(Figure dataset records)
▼▼▼

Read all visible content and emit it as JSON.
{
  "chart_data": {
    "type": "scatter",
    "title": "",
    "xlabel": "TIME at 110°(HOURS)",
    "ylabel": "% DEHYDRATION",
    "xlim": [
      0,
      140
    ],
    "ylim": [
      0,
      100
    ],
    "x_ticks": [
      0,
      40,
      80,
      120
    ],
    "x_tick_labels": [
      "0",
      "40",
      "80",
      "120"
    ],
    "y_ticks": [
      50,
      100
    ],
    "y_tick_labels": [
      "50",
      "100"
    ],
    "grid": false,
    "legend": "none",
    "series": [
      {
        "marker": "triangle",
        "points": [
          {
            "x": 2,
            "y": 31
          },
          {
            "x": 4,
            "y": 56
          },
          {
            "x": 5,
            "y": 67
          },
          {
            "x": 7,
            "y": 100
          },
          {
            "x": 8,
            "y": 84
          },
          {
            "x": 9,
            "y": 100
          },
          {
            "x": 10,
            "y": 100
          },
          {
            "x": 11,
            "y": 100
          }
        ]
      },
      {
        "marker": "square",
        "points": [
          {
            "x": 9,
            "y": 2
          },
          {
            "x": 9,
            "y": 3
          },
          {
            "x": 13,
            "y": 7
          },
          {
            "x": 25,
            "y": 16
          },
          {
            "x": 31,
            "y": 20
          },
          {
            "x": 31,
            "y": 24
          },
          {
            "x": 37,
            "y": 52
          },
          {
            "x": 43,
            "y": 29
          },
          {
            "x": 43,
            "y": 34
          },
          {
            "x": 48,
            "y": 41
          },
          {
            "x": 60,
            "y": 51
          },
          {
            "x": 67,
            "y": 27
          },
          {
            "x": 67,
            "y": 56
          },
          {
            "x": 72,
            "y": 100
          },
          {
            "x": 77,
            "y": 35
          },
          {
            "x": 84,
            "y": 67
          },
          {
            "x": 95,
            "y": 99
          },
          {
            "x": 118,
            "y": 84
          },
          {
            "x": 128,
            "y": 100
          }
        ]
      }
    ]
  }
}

▲▲▲

> _TASK DIRECTIONS_: Each record must be repeated exactly as it is.

> _FINISHED TASK_:
Read all visible content and emit it as JSON.
{
  "chart_data": {
    "type": "scatter",
    "title": "",
    "xlabel": "TIME at 110°(HOURS)",
    "ylabel": "% DEHYDRATION",
    "xlim": [
      0,
      140
    ],
    "ylim": [
      0,
      100
    ],
    "x_ticks": [
      0,
      40,
      80,
      120
    ],
    "x_tick_labels": [
      "0",
      "40",
      "80",
      "120"
    ],
    "y_ticks": [
      50,
      100
    ],
    "y_tick_labels": [
      "50",
      "100"
    ],
    "grid": false,
    "legend": "none",
    "series": [
      {
        "marker": "triangle",
        "points": [
          {
            "x": 2,
            "y": 31
          },
          {
            "x": 4,
            "y": 56
          },
          {
            "x": 5,
            "y": 67
          },
          {
            "x": 7,
            "y": 100
          },
          {
            "x": 8,
            "y": 84
          },
          {
            "x": 9,
            "y": 100
          },
          {
            "x": 10,
            "y": 100
          },
          {
            "x": 11,
            "y": 100
          }
        ]
      },
      {
        "marker": "square",
        "points": [
          {
            "x": 9,
            "y": 2
          },
          {
            "x": 9,
            "y": 3
          },
          {
            "x": 13,
            "y": 7
          },
          {
            "x": 25,
            "y": 16
          },
          {
            "x": 31,
            "y": 20
          },
          {
            "x": 31,
            "y": 24
          },
          {
            "x": 37,
            "y": 52
          },
          {
            "x": 43,
            "y": 29
          },
          {
            "x": 43,
            "y": 34
          },
          {
            "x": 48,
            "y": 41
          },
          {
            "x": 60,
            "y": 51
          },
          {
            "x": 67,
            "y": 27
          },
          {
            "x": 67,
            "y": 56
          },
          {
            "x": 72,
            "y": 100
          },
          {
            "x": 77,
            "y": 35
          },
          {
            "x": 84,
            "y": 67
          },
          {
            "x": 95,
            "y": 99
          },
          {
            "x": 118,
            "y": 84
          },
          {
            "x": 128,
            "y": 100
          }
        ]
      }
    ]
  }
}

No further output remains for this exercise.